• **Exercise prompt**: Type out all the records word for word. Any pictures are to be left out.

• **Entries supplied**:
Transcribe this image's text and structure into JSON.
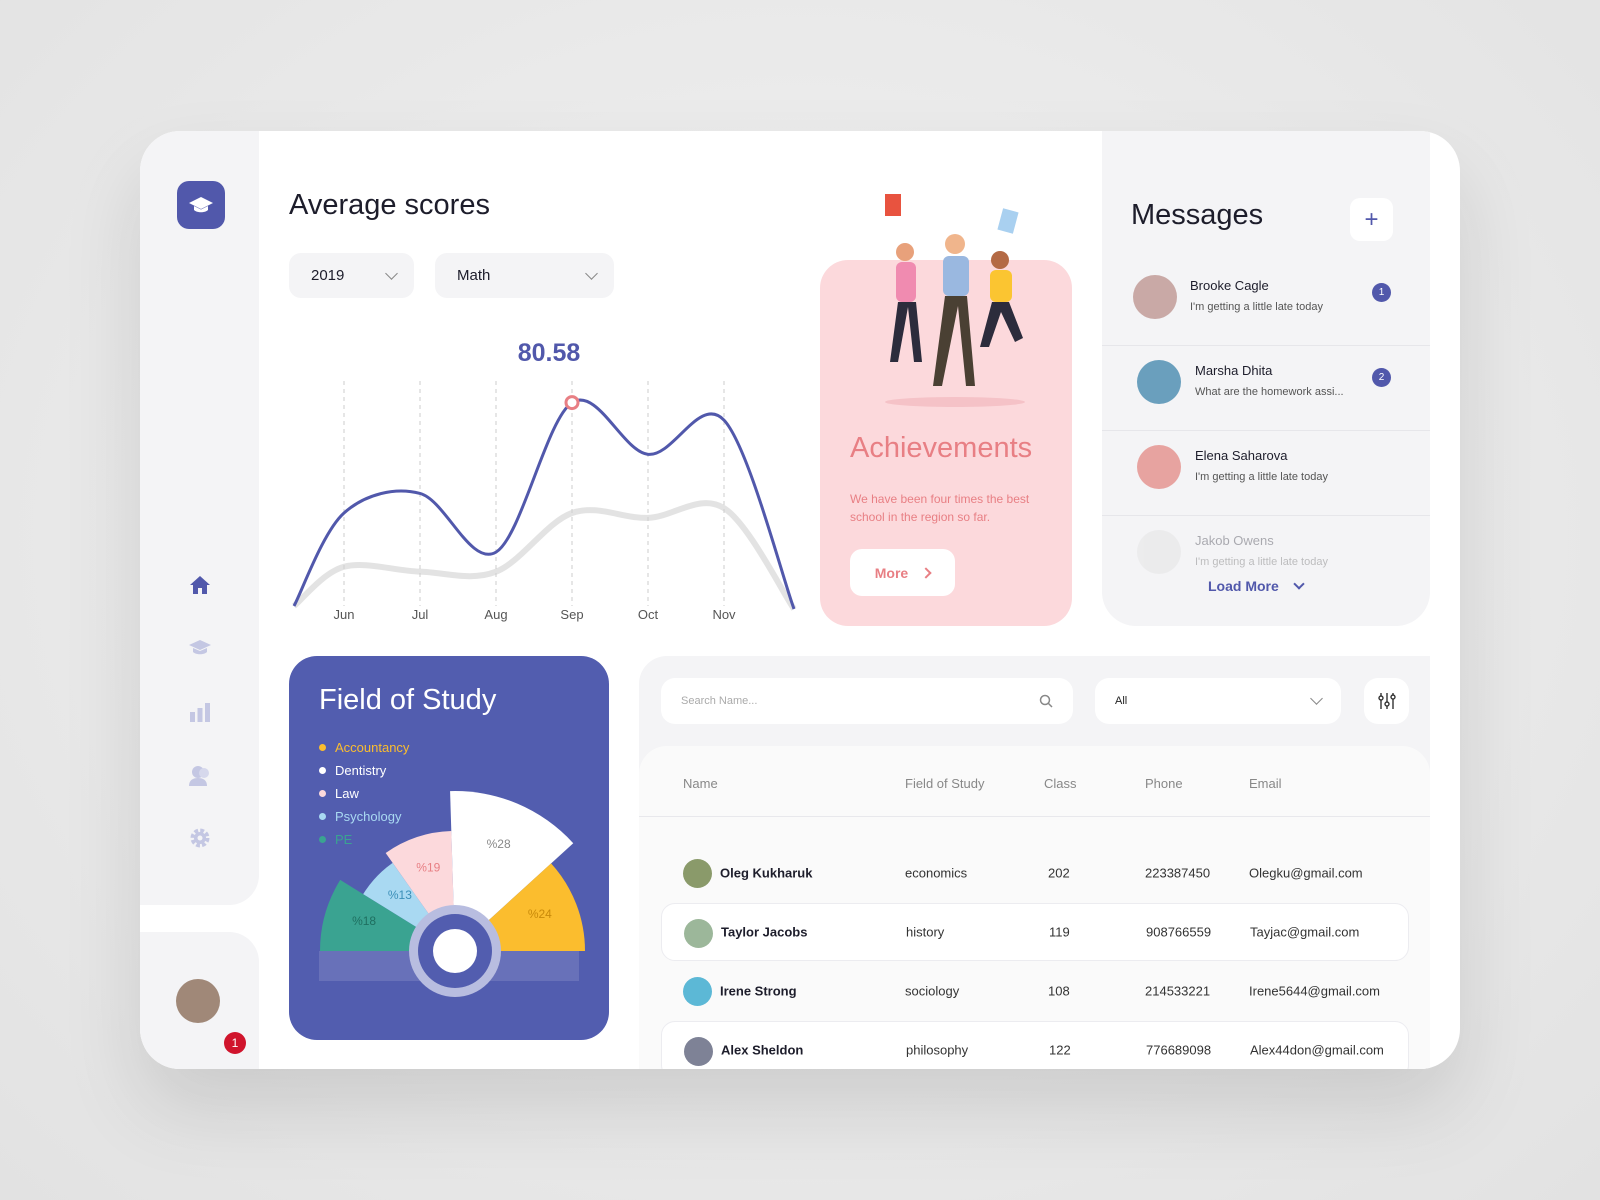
{
  "sidebar": {
    "nav_icons": [
      "home-icon",
      "graduation-cap-icon",
      "bar-chart-icon",
      "users-icon",
      "gear-icon"
    ],
    "notification_count": "1"
  },
  "scores": {
    "title": "Average scores",
    "year": "2019",
    "subject": "Math",
    "peak_label": "80.58"
  },
  "chart_data": {
    "type": "line",
    "categories": [
      "Jun",
      "Jul",
      "Aug",
      "Sep",
      "Oct",
      "Nov"
    ],
    "series": [
      {
        "values": [
          58,
          62,
          50,
          80.58,
          70,
          77
        ],
        "color": "#5158ab"
      },
      {
        "values": [
          47,
          46,
          46,
          58,
          57,
          59
        ],
        "color": "#d0d0d0"
      }
    ],
    "highlight": {
      "category": "Sep",
      "value": 80.58
    },
    "grid": "vertical-dashed",
    "ylim": [
      40,
      85
    ]
  },
  "achievements": {
    "title": "Achievements",
    "text": "We have been four times the best school in the region so far.",
    "button": "More"
  },
  "messages": {
    "title": "Messages",
    "add_label": "+",
    "load_more": "Load More",
    "items": [
      {
        "name": "Brooke Cagle",
        "text": "I'm getting a little late today",
        "badge": "1",
        "color": "#c9a9a6"
      },
      {
        "name": "Marsha Dhita",
        "text": "What are the homework assi...",
        "badge": "2",
        "color": "#6a9fbd"
      },
      {
        "name": "Elena Saharova",
        "text": "I'm getting a little late today",
        "badge": "",
        "color": "#e7a3a0"
      },
      {
        "name": "Jakob Owens",
        "text": "I'm getting a little late today",
        "badge": "",
        "color": "#dcdcdc"
      }
    ]
  },
  "field_of_study": {
    "title": "Field of Study",
    "items": [
      {
        "label": "Accountancy",
        "pct": 24,
        "display": "%24",
        "color": "#fbbd2e"
      },
      {
        "label": "Dentistry",
        "pct": 28,
        "display": "%28",
        "color": "#ffffff"
      },
      {
        "label": "Law",
        "pct": 19,
        "display": "%19",
        "color": "#fcd9dc"
      },
      {
        "label": "Psychology",
        "pct": 13,
        "display": "%13",
        "color": "#a9d9f2"
      },
      {
        "label": "PE",
        "pct": 18,
        "display": "%18",
        "color": "#3aa391"
      }
    ]
  },
  "students": {
    "search_placeholder": "Search Name...",
    "filter": "All",
    "headers": [
      "Name",
      "Field of Study",
      "Class",
      "Phone",
      "Email"
    ],
    "rows": [
      {
        "name": "Oleg Kukharuk",
        "field": "economics",
        "class": "202",
        "phone": "223387450",
        "email": "Olegku@gmail.com",
        "color": "#8a9a6a"
      },
      {
        "name": "Taylor Jacobs",
        "field": "history",
        "class": "119",
        "phone": "908766559",
        "email": "Tayjac@gmail.com",
        "color": "#9cb79a"
      },
      {
        "name": "Irene Strong",
        "field": "sociology",
        "class": "108",
        "phone": "214533221",
        "email": "Irene5644@gmail.com",
        "color": "#5cb8d6"
      },
      {
        "name": "Alex Sheldon",
        "field": "philosophy",
        "class": "122",
        "phone": "776689098",
        "email": "Alex44don@gmail.com",
        "color": "#7e8296"
      }
    ]
  }
}
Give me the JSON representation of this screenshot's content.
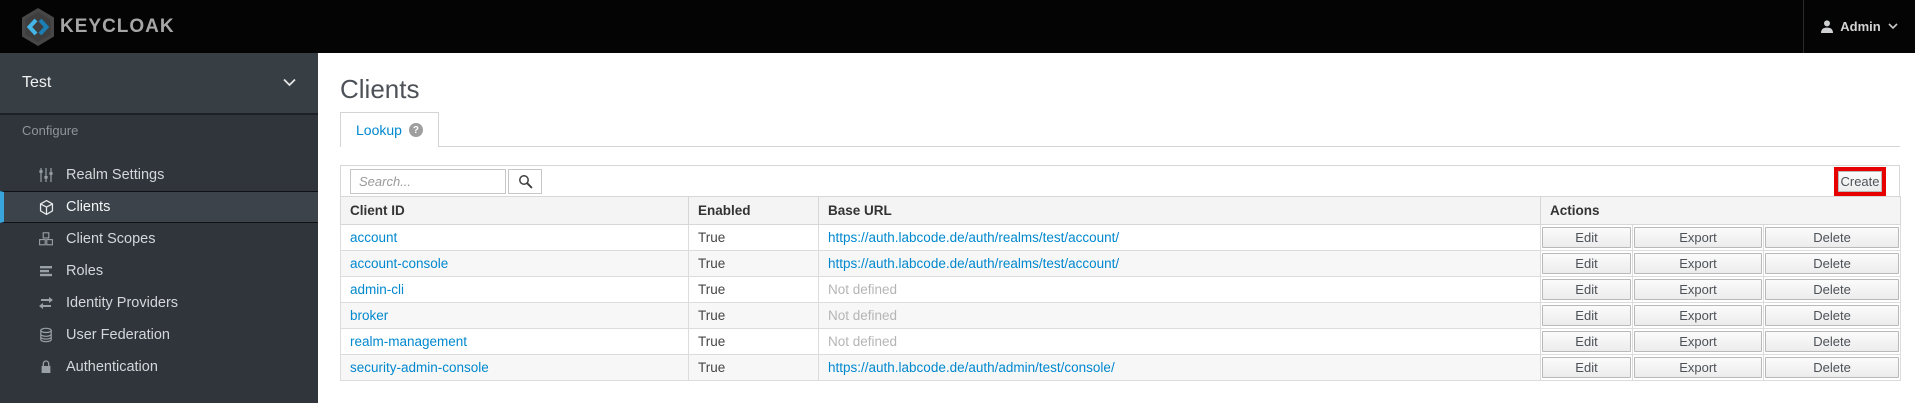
{
  "topbar": {
    "logo_text": "KEYCLOAK",
    "user_label": "Admin"
  },
  "sidebar": {
    "realm_name": "Test",
    "section_label": "Configure",
    "items": [
      {
        "label": "Realm Settings",
        "icon": "sliders-icon",
        "active": false
      },
      {
        "label": "Clients",
        "icon": "cube-icon",
        "active": true
      },
      {
        "label": "Client Scopes",
        "icon": "cubes-icon",
        "active": false
      },
      {
        "label": "Roles",
        "icon": "roles-icon",
        "active": false
      },
      {
        "label": "Identity Providers",
        "icon": "exchange-icon",
        "active": false
      },
      {
        "label": "User Federation",
        "icon": "database-icon",
        "active": false
      },
      {
        "label": "Authentication",
        "icon": "lock-icon",
        "active": false
      }
    ]
  },
  "main": {
    "title": "Clients",
    "tab_label": "Lookup",
    "help_glyph": "?",
    "toolbar": {
      "search_placeholder": "Search...",
      "create_label": "Create",
      "create_highlighted": true,
      "highlight_color": "#e60000"
    },
    "table": {
      "headers": [
        "Client ID",
        "Enabled",
        "Base URL",
        "Actions"
      ],
      "action_labels": [
        "Edit",
        "Export",
        "Delete"
      ],
      "rows": [
        {
          "client_id": "account",
          "enabled": "True",
          "base_url": "https://auth.labcode.de/auth/realms/test/account/",
          "base_url_is_link": true
        },
        {
          "client_id": "account-console",
          "enabled": "True",
          "base_url": "https://auth.labcode.de/auth/realms/test/account/",
          "base_url_is_link": true
        },
        {
          "client_id": "admin-cli",
          "enabled": "True",
          "base_url": "Not defined",
          "base_url_is_link": false
        },
        {
          "client_id": "broker",
          "enabled": "True",
          "base_url": "Not defined",
          "base_url_is_link": false
        },
        {
          "client_id": "realm-management",
          "enabled": "True",
          "base_url": "Not defined",
          "base_url_is_link": false
        },
        {
          "client_id": "security-admin-console",
          "enabled": "True",
          "base_url": "https://auth.labcode.de/auth/admin/test/console/",
          "base_url_is_link": true
        }
      ]
    }
  },
  "colors": {
    "accent_blue": "#0088ce",
    "sidebar_selected_bar": "#39a5dc",
    "highlight_red": "#e60000"
  }
}
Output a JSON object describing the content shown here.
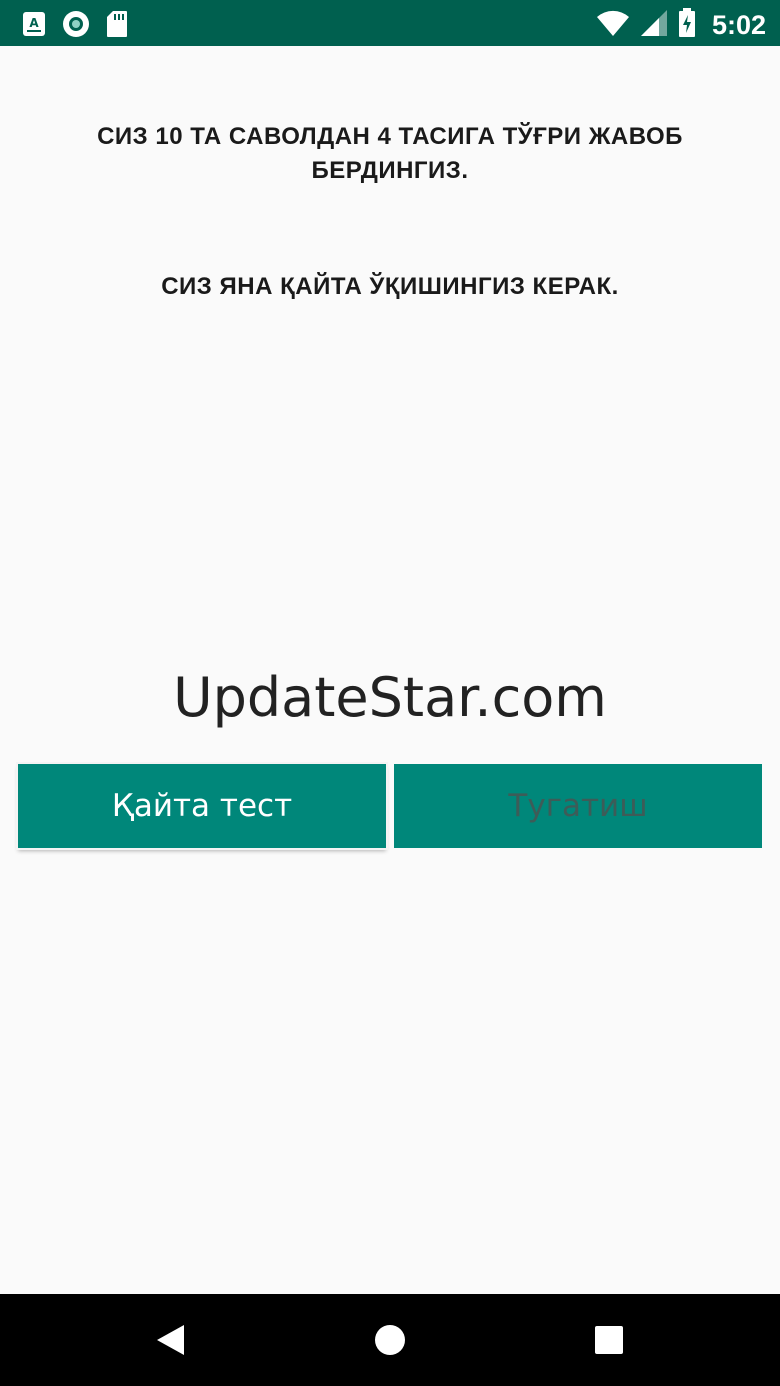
{
  "status_bar": {
    "time": "5:02",
    "left_icons": [
      "app-a-icon",
      "circle-app-icon",
      "sd-card-icon"
    ],
    "right_icons": [
      "wifi-icon",
      "cell-signal-icon",
      "battery-icon"
    ],
    "background_color": "#00604f"
  },
  "result": {
    "line1": "СИЗ 10 ТА САВОЛДАН 4 ТАСИГА ТЎҒРИ ЖАВОБ БЕРДИНГИЗ.",
    "line2": "СИЗ ЯНА ҚАЙТА ЎҚИШИНГИЗ КЕРАК."
  },
  "watermark": "UpdateStar.com",
  "buttons": {
    "retry_label": "Қайта тест",
    "finish_label": "Тугатиш",
    "accent_color": "#00877a"
  },
  "nav_bar": {
    "icons": [
      "back-icon",
      "home-icon",
      "recents-icon"
    ]
  }
}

• **Complete output**:
Transcribe this image's text and structure into JSON.
{
  "sidebar": {
    "nav_icons": [
      "home-icon",
      "graduation-cap-icon",
      "bar-chart-icon",
      "users-icon",
      "gear-icon"
    ],
    "notification_count": "1"
  },
  "scores": {
    "title": "Average scores",
    "year": "2019",
    "subject": "Math",
    "peak_label": "80.58"
  },
  "chart_data": {
    "type": "line",
    "categories": [
      "Jun",
      "Jul",
      "Aug",
      "Sep",
      "Oct",
      "Nov"
    ],
    "series": [
      {
        "values": [
          58,
          62,
          50,
          80.58,
          70,
          77
        ],
        "color": "#5158ab"
      },
      {
        "values": [
          47,
          46,
          46,
          58,
          57,
          59
        ],
        "color": "#d0d0d0"
      }
    ],
    "highlight": {
      "category": "Sep",
      "value": 80.58
    },
    "grid": "vertical-dashed",
    "ylim": [
      40,
      85
    ]
  },
  "achievements": {
    "title": "Achievements",
    "text": "We have been four times the best school in the region so far.",
    "button": "More"
  },
  "messages": {
    "title": "Messages",
    "add_label": "+",
    "load_more": "Load More",
    "items": [
      {
        "name": "Brooke Cagle",
        "text": "I'm getting a little late today",
        "badge": "1",
        "color": "#c9a9a6"
      },
      {
        "name": "Marsha Dhita",
        "text": "What are the homework assi...",
        "badge": "2",
        "color": "#6a9fbd"
      },
      {
        "name": "Elena Saharova",
        "text": "I'm getting a little late today",
        "badge": "",
        "color": "#e7a3a0"
      },
      {
        "name": "Jakob Owens",
        "text": "I'm getting a little late today",
        "badge": "",
        "color": "#dcdcdc"
      }
    ]
  },
  "field_of_study": {
    "title": "Field of Study",
    "items": [
      {
        "label": "Accountancy",
        "pct": 24,
        "display": "%24",
        "color": "#fbbd2e"
      },
      {
        "label": "Dentistry",
        "pct": 28,
        "display": "%28",
        "color": "#ffffff"
      },
      {
        "label": "Law",
        "pct": 19,
        "display": "%19",
        "color": "#fcd9dc"
      },
      {
        "label": "Psychology",
        "pct": 13,
        "display": "%13",
        "color": "#a9d9f2"
      },
      {
        "label": "PE",
        "pct": 18,
        "display": "%18",
        "color": "#3aa391"
      }
    ]
  },
  "students": {
    "search_placeholder": "Search Name...",
    "filter": "All",
    "headers": [
      "Name",
      "Field of Study",
      "Class",
      "Phone",
      "Email"
    ],
    "rows": [
      {
        "name": "Oleg Kukharuk",
        "field": "economics",
        "class": "202",
        "phone": "223387450",
        "email": "Olegku@gmail.com",
        "color": "#8a9a6a"
      },
      {
        "name": "Taylor Jacobs",
        "field": "history",
        "class": "119",
        "phone": "908766559",
        "email": "Tayjac@gmail.com",
        "color": "#9cb79a"
      },
      {
        "name": "Irene Strong",
        "field": "sociology",
        "class": "108",
        "phone": "214533221",
        "email": "Irene5644@gmail.com",
        "color": "#5cb8d6"
      },
      {
        "name": "Alex Sheldon",
        "field": "philosophy",
        "class": "122",
        "phone": "776689098",
        "email": "Alex44don@gmail.com",
        "color": "#7e8296"
      }
    ]
  }
}
Give me the JSON representation of this screenshot's content.
{
  "topbar": {
    "logo_text": "KEYCLOAK",
    "user_label": "Admin"
  },
  "sidebar": {
    "realm_name": "Test",
    "section_label": "Configure",
    "items": [
      {
        "label": "Realm Settings",
        "icon": "sliders-icon",
        "active": false
      },
      {
        "label": "Clients",
        "icon": "cube-icon",
        "active": true
      },
      {
        "label": "Client Scopes",
        "icon": "cubes-icon",
        "active": false
      },
      {
        "label": "Roles",
        "icon": "roles-icon",
        "active": false
      },
      {
        "label": "Identity Providers",
        "icon": "exchange-icon",
        "active": false
      },
      {
        "label": "User Federation",
        "icon": "database-icon",
        "active": false
      },
      {
        "label": "Authentication",
        "icon": "lock-icon",
        "active": false
      }
    ]
  },
  "main": {
    "title": "Clients",
    "tab_label": "Lookup",
    "help_glyph": "?",
    "toolbar": {
      "search_placeholder": "Search...",
      "create_label": "Create",
      "create_highlighted": true,
      "highlight_color": "#e60000"
    },
    "table": {
      "headers": [
        "Client ID",
        "Enabled",
        "Base URL",
        "Actions"
      ],
      "action_labels": [
        "Edit",
        "Export",
        "Delete"
      ],
      "rows": [
        {
          "client_id": "account",
          "enabled": "True",
          "base_url": "https://auth.labcode.de/auth/realms/test/account/",
          "base_url_is_link": true
        },
        {
          "client_id": "account-console",
          "enabled": "True",
          "base_url": "https://auth.labcode.de/auth/realms/test/account/",
          "base_url_is_link": true
        },
        {
          "client_id": "admin-cli",
          "enabled": "True",
          "base_url": "Not defined",
          "base_url_is_link": false
        },
        {
          "client_id": "broker",
          "enabled": "True",
          "base_url": "Not defined",
          "base_url_is_link": false
        },
        {
          "client_id": "realm-management",
          "enabled": "True",
          "base_url": "Not defined",
          "base_url_is_link": false
        },
        {
          "client_id": "security-admin-console",
          "enabled": "True",
          "base_url": "https://auth.labcode.de/auth/admin/test/console/",
          "base_url_is_link": true
        }
      ]
    }
  },
  "colors": {
    "accent_blue": "#0088ce",
    "sidebar_selected_bar": "#39a5dc",
    "highlight_red": "#e60000"
  }
}
Output a JSON object describing the content shown here.
{
  "status_bar": {
    "time": "5:02",
    "left_icons": [
      "app-a-icon",
      "circle-app-icon",
      "sd-card-icon"
    ],
    "right_icons": [
      "wifi-icon",
      "cell-signal-icon",
      "battery-icon"
    ],
    "background_color": "#00604f"
  },
  "result": {
    "line1": "СИЗ 10 ТА САВОЛДАН 4 ТАСИГА ТЎҒРИ ЖАВОБ БЕРДИНГИЗ.",
    "line2": "СИЗ ЯНА ҚАЙТА ЎҚИШИНГИЗ КЕРАК."
  },
  "watermark": "UpdateStar.com",
  "buttons": {
    "retry_label": "Қайта тест",
    "finish_label": "Тугатиш",
    "accent_color": "#00877a"
  },
  "nav_bar": {
    "icons": [
      "back-icon",
      "home-icon",
      "recents-icon"
    ]
  }
}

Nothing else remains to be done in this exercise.